EXERCISE REQUIREMENTS
All lines in which the word "погребение" occurs are to be extracted.

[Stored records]
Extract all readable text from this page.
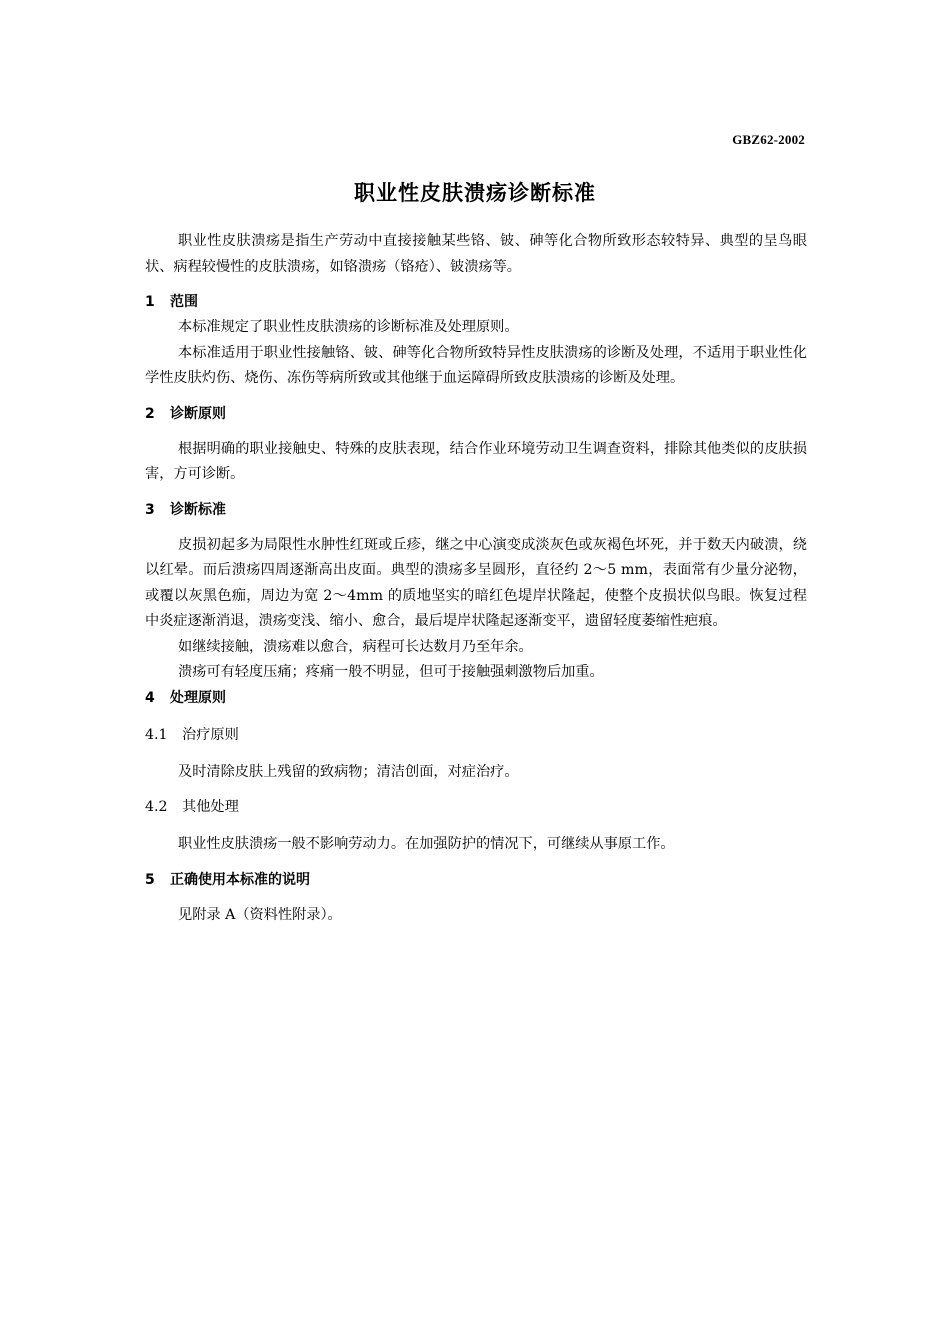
GBZ62-2002
职业性皮肤溃疡诊断标准

职业性皮肤溃疡是指生产劳动中直接接触某些铬、铍、砷等化合物所致形态较特异、典型的呈鸟眼状、病程较慢性的皮肤溃疡，如铬溃疡（铬疮）、铍溃疡等。

1 范围

本标准规定了职业性皮肤溃疡的诊断标准及处理原则。

本标准适用于职业性接触铬、铍、砷等化合物所致特异性皮肤溃疡的诊断及处理，不适用于职业性化学性皮肤灼伤、烧伤、冻伤等病所致或其他继于血运障碍所致皮肤溃疡的诊断及处理。

2 诊断原则

根据明确的职业接触史、特殊的皮肤表现，结合作业环境劳动卫生调查资料，排除其他类似的皮肤损害，方可诊断。

3 诊断标准

皮损初起多为局限性水肿性红斑或丘疹，继之中心演变成淡灰色或灰褐色坏死，并于数天内破溃，绕以红晕。而后溃疡四周逐渐高出皮面。典型的溃疡多呈圆形，直径约 2～5 mm，表面常有少量分泌物，或覆以灰黑色痂，周边为宽 2～4mm 的质地坚实的暗红色堤岸状隆起，使整个皮损状似鸟眼。恢复过程中炎症逐渐消退，溃疡变浅、缩小、愈合，最后堤岸状隆起逐渐变平，遗留轻度萎缩性疤痕。

如继续接触，溃疡难以愈合，病程可长达数月乃至年余。

溃疡可有轻度压痛；疼痛一般不明显，但可于接触强刺激物后加重。

4 处理原则
4.1 治疗原则

及时清除皮肤上残留的致病物；清洁创面，对症治疗。

4.2 其他处理

职业性皮肤溃疡一般不影响劳动力。在加强防护的情况下，可继续从事原工作。

5 正确使用本标准的说明

见附录 A（资料性附录）。
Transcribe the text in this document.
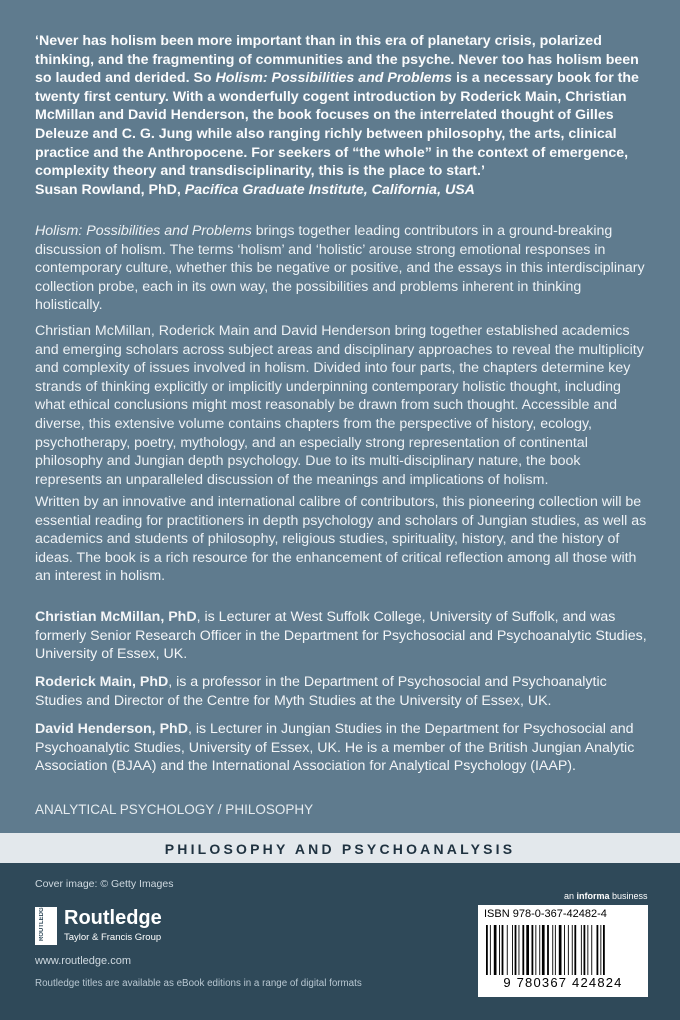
‘Never has holism been more important than in this era of planetary crisis, polarized thinking, and the fragmenting of communities and the psyche. Never too has holism been so lauded and derided. So Holism: Possibilities and Problems is a necessary book for the twenty first century. With a wonderfully cogent introduction by Roderick Main, Christian McMillan and David Henderson, the book focuses on the interrelated thought of Gilles Deleuze and C. G. Jung while also ranging richly between philosophy, the arts, clinical practice and the Anthropocene. For seekers of “the whole” in the context of emergence, complexity theory and transdisciplinarity, this is the place to start.’
Susan Rowland, PhD, Pacifica Graduate Institute, California, USA
Holism: Possibilities and Problems brings together leading contributors in a ground-breaking discussion of holism. The terms ‘holism’ and ‘holistic’ arouse strong emotional responses in contemporary culture, whether this be negative or positive, and the essays in this interdisciplinary collection probe, each in its own way, the possibilities and problems inherent in thinking holistically.
Christian McMillan, Roderick Main and David Henderson bring together established academics and emerging scholars across subject areas and disciplinary approaches to reveal the multiplicity and complexity of issues involved in holism. Divided into four parts, the chapters determine key strands of thinking explicitly or implicitly underpinning contemporary holistic thought, including what ethical conclusions might most reasonably be drawn from such thought. Accessible and diverse, this extensive volume contains chapters from the perspective of history, ecology, psychotherapy, poetry, mythology, and an especially strong representation of continental philosophy and Jungian depth psychology. Due to its multi-disciplinary nature, the book represents an unparalleled discussion of the meanings and implications of holism.
Written by an innovative and international calibre of contributors, this pioneering collection will be essential reading for practitioners in depth psychology and scholars of Jungian studies, as well as academics and students of philosophy, religious studies, spirituality, history, and the history of ideas. The book is a rich resource for the enhancement of critical reflection among all those with an interest in holism.
Christian McMillan, PhD, is Lecturer at West Suffolk College, University of Suffolk, and was formerly Senior Research Officer in the Department for Psychosocial and Psychoanalytic Studies, University of Essex, UK.
Roderick Main, PhD, is a professor in the Department of Psychosocial and Psychoanalytic Studies and Director of the Centre for Myth Studies at the University of Essex, UK.
David Henderson, PhD, is Lecturer in Jungian Studies in the Department for Psychosocial and Psychoanalytic Studies, University of Essex, UK. He is a member of the British Jungian Analytic Association (BJAA) and the International Association for Analytical Psychology (IAAP).
ANALYTICAL PSYCHOLOGY / PHILOSOPHY
PHILOSOPHY AND PSYCHOANALYSIS
Cover image: © Getty Images
ROUTLEDGE Routledge
Taylor & Francis Group
www.routledge.com
Routledge titles are available as eBook editions in a range of digital formats
an informa business
ISBN 978-0-367-42482-4
9 780367 424824
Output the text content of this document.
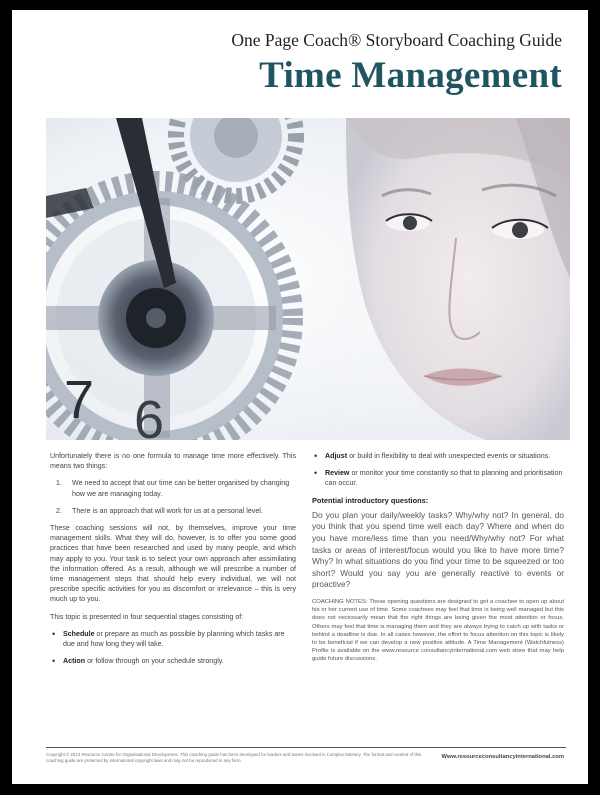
One Page Coach® Storyboard Coaching Guide
Time Management
7 6

Unfortunately there is no one formula to manage time more effectively. This means two things:

1. We need to accept that our time can be better organised by changing how we are managing today.
2. There is an approach that will work for us at a personal level.

These coaching sessions will not, by themselves, improve your time management skills. What they will do, however, is to offer you some good practices that have been researched and used by many people, and which may apply to you. Your task is to select your own approach after assimilating the information offered. As a result, although we will prescribe a number of time management steps that should help every individual, we will not prescribe specific activities for you as discomfort or irrelevance – this is very much up to you.

This topic is presented in four sequential stages consisting of:

• Schedule or prepare as much as possible by planning which tasks are due and how long they will take.
• Action or follow through on your schedule strongly.
• Adjust or build in flexibility to deal with unexpected events or situations.
• Review or monitor your time constantly so that to planning and prioritisation can occur.
Potential introductory questions:

Do you plan your daily/weekly tasks? Why/why not? In general, do you think that you spend time well each day? Where and when do you have more/less time than you need/Why/why not? For what tasks or areas of interest/focus would you like to have more time? Why? In what situations do you find your time to be squeezed or too short? Would you say you are generally reactive to events or proactive?

COACHING NOTES: These opening questions are designed to get a coachee to open up about his or her current use of time. Some coachees may feel that time is being well managed but this does not necessarily mean that the right things are being given the most attention or focus. Others may feel that time is managing them and they are always trying to catch up with tasks or behind a deadline is due. In all cases however, the effort to focus attention on this topic is likely to be beneficial if we can develop a new positive attitude. A Time Management (Watchfulness) Profile is available on the www.resource consultancyinternational.com web store that may help guide future discussions.

Copyright © 2013 Resource Centre for Organisational Development. This coaching guide has been developed for leaders and teams involved in Complex Mastery. The format and content of this coaching guide are protected by international copyright laws and may not be reproduced in any form.
Www.resourceconsultancyinternational.com
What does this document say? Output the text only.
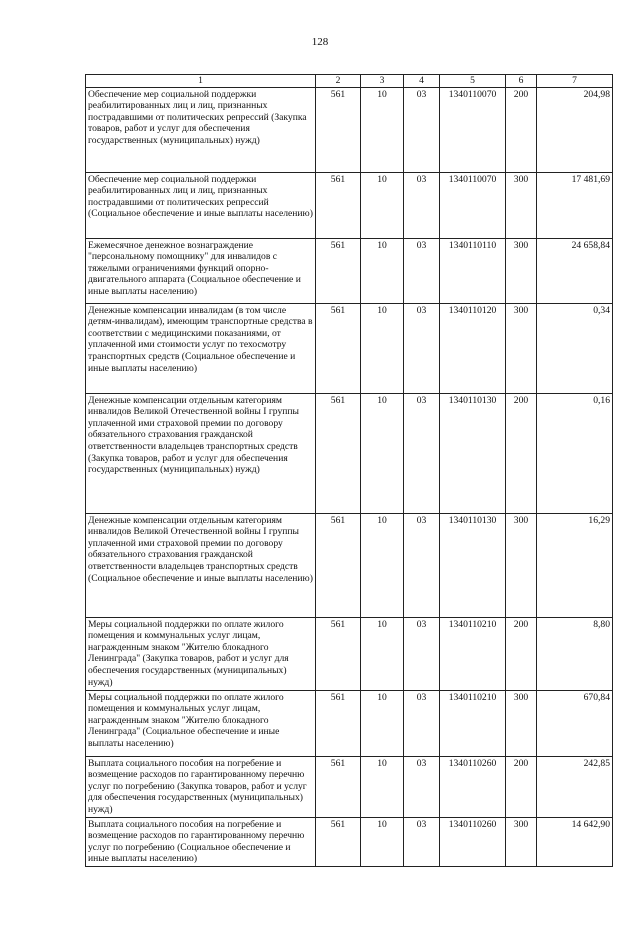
128
1	2	3	4	5	6	7
Обеспечение мер социальной поддержки реабилитированных лиц и лиц, признанных пострадавшими от политических репрессий (Закупка товаров, работ и услуг для обеспечения государственных (муниципальных) нужд)	561	10	03	1340110070	200	204,98
Обеспечение мер социальной поддержки реабилитированных лиц и лиц, признанных пострадавшими от политических репрессий (Социальное обеспечение и иные выплаты населению)	561	10	03	1340110070	300	17 481,69
Ежемесячное денежное вознаграждение "персональному помощнику" для инвалидов с тяжелыми ограничениями функций опорно-двигательного аппарата (Социальное обеспечение и иные выплаты населению)	561	10	03	1340110110	300	24 658,84
Денежные компенсации инвалидам (в том числе детям-инвалидам), имеющим транспортные средства в соответствии с медицинскими показаниями, от уплаченной ими стоимости услуг по техосмотру транспортных средств (Социальное обеспечение и иные выплаты населению)	561	10	03	1340110120	300	0,34
Денежные компенсации отдельным категориям инвалидов Великой Отечественной войны I группы уплаченной ими страховой премии по договору обязательного страхования гражданской ответственности владельцев транспортных средств (Закупка товаров, работ и услуг для обеспечения государственных (муниципальных) нужд)	561	10	03	1340110130	200	0,16
Денежные компенсации отдельным категориям инвалидов Великой Отечественной войны I группы уплаченной ими страховой премии по договору обязательного страхования гражданской ответственности владельцев транспортных средств (Социальное обеспечение и иные выплаты населению)	561	10	03	1340110130	300	16,29
Меры социальной поддержки по оплате жилого помещения и коммунальных услуг лицам, награжденным знаком "Жителю блокадного Ленинграда" (Закупка товаров, работ и услуг для обеспечения государственных (муниципальных) нужд)	561	10	03	1340110210	200	8,80
Меры социальной поддержки по оплате жилого помещения и коммунальных услуг лицам, награжденным знаком "Жителю блокадного Ленинграда" (Социальное обеспечение и иные выплаты населению)	561	10	03	1340110210	300	670,84
Выплата социального пособия на погребение и возмещение расходов по гарантированному перечню услуг по погребению (Закупка товаров, работ и услуг для обеспечения государственных (муниципальных) нужд)	561	10	03	1340110260	200	242,85
Выплата социального пособия на погребение и возмещение расходов по гарантированному перечню услуг по погребению (Социальное обеспечение и иные выплаты населению)	561	10	03	1340110260	300	14 642,90
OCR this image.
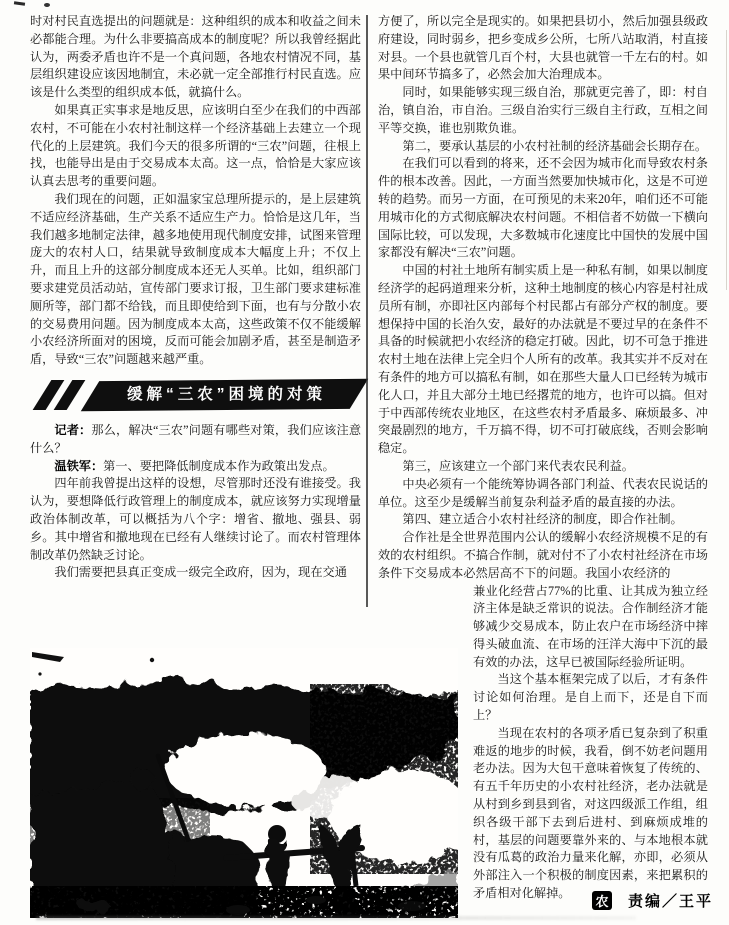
时对村民直选提出的问题就是：这种组织的成本和收益之间未必都能合理。为什么非要搞高成本的制度呢？所以我曾经据此认为，两委矛盾也许不是一个真问题，各地农村情况不同，基层组织建设应该因地制宜，未必就一定全部推行村民直选。应该是什么类型的组织成本低，就搞什么。

如果真正实事求是地反思，应该明白至少在我们的中西部农村，不可能在小农村社制这样一个经济基础上去建立一个现代化的上层建筑。我们今天的很多所谓的“三农”问题，往根上找，也能导出是由于交易成本太高。这一点，恰恰是大家应该认真去思考的重要问题。

我们现在的问题，正如温家宝总理所提示的，是上层建筑不适应经济基础，生产关系不适应生产力。恰恰是这几年，当我们越多地制定法律，越多地使用现代制度安排，试图来管理庞大的农村人口，结果就导致制度成本大幅度上升；不仅上升，而且上升的这部分制度成本还无人买单。比如，组织部门要求建党员活动站，宣传部门要求订报，卫生部门要求建标准厕所等，部门都不给钱，而且即使给到下面，也有与分散小农的交易费用问题。因为制度成本太高，这些政策不仅不能缓解小农经济所面对的困境，反而可能会加剧矛盾，甚至是制造矛盾，导致“三农”问题越来越严重。

缓解“三农”困境的对策

记者：那么，解决“三农”问题有哪些对策，我们应该注意什么？

温铁军：第一、要把降低制度成本作为政策出发点。

四年前我曾提出这样的设想，尽管那时还没有谁接受。我认为，要想降低行政管理上的制度成本，就应该努力实现增量政治体制改革，可以概括为八个字：增省、撤地、强县、弱乡。其中增省和撤地现在已经有人继续讨论了。而农村管理体制改革仍然缺乏讨论。

我们需要把县真正变成一级完全政府，因为，现在交通

方便了，所以完全是现实的。如果把县切小，然后加强县级政府建设，同时弱乡，把乡变成乡公所，七所八站取消，村直接对县。一个县也就管几百个村，大县也就管一千左右的村。如果中间环节搞多了，必然会加大治理成本。

同时，如果能够实现三级自治，那就更完善了，即：村自治，镇自治，市自治。三级自治实行三级自主行政，互相之间平等交换，谁也别欺负谁。

第二，要承认基层的小农村社制的经济基础会长期存在。

在我们可以看到的将来，还不会因为城市化而导致农村条件的根本改善。因此，一方面当然要加快城市化，这是不可逆转的趋势。而另一方面，在可预见的未来20年，咱们还不可能用城市化的方式彻底解决农村问题。不相信者不妨做一下横向国际比较，可以发现，大多数城市化速度比中国快的发展中国家都没有解决“三农”问题。

中国的村社土地所有制实质上是一种私有制，如果以制度经济学的起码道理来分析，这种土地制度的核心内容是村社成员所有制，亦即社区内部每个村民都占有部分产权的制度。要想保持中国的长治久安，最好的办法就是不要过早的在条件不具备的时候就把小农经济的稳定打破。因此，切不可急于推进农村土地在法律上完全归个人所有的改革。我其实并不反对在有条件的地方可以搞私有制，如在那些大量人口已经转为城市化人口，并且大部分土地已经撂荒的地方，也许可以搞。但对于中西部传统农业地区，在这些农村矛盾最多、麻烦最多、冲突最剧烈的地方，千万搞不得，切不可打破底线，否则会影响稳定。

第三，应该建立一个部门来代表农民利益。

中央必须有一个能统筹协调各部门利益、代表农民说话的单位。这至少是缓解当前复杂利益矛盾的最直接的办法。

第四、建立适合小农村社经济的制度，即合作社制。

合作社是全世界范围内公认的缓解小农经济规模不足的有效的农村组织。不搞合作制，就对付不了小农村社经济在市场条件下交易成本必然居高不下的问题。我国小农经济的

兼业化经营占77%的比重、让其成为独立经济主体是缺乏常识的说法。合作制经济才能够减少交易成本，防止农户在市场经济中摔得头破血流、在市场的汪洋大海中下沉的最有效的办法，这早已被国际经验所证明。

当这个基本框架完成了以后，才有条件讨论如何治理。是自上而下，还是自下而上？

当现在农村的各项矛盾已复杂到了积重难返的地步的时候，我看，倒不妨老问题用老办法。因为大包干意味着恢复了传统的、有五千年历史的小农村社经济，老办法就是从村到乡到县到省，对这四级派工作组，组织各级干部下去到后进村、到麻烦成堆的村，基层的问题要靠外来的、与本地根本就没有瓜葛的政治力量来化解，亦即，必须从外部注入一个积极的制度因素，来把累积的矛盾相对化解掉。

农 责编／王平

CORRECT ANSWER
Выплата социального пособия на погребение и возмещение расходов по гарантированному перечню услуг по погребению (Закупка товаров, работ и услуг для обеспечения государственных (муниципальных) нужд)	561	10	03	1340110260	200	242,85
Выплата социального пособия на погребение и возмещение расходов по гарантированному перечню услуг по погребению (Социальное обеспечение и иные выплаты населению)	561	10	03	1340110260	300	14 642,90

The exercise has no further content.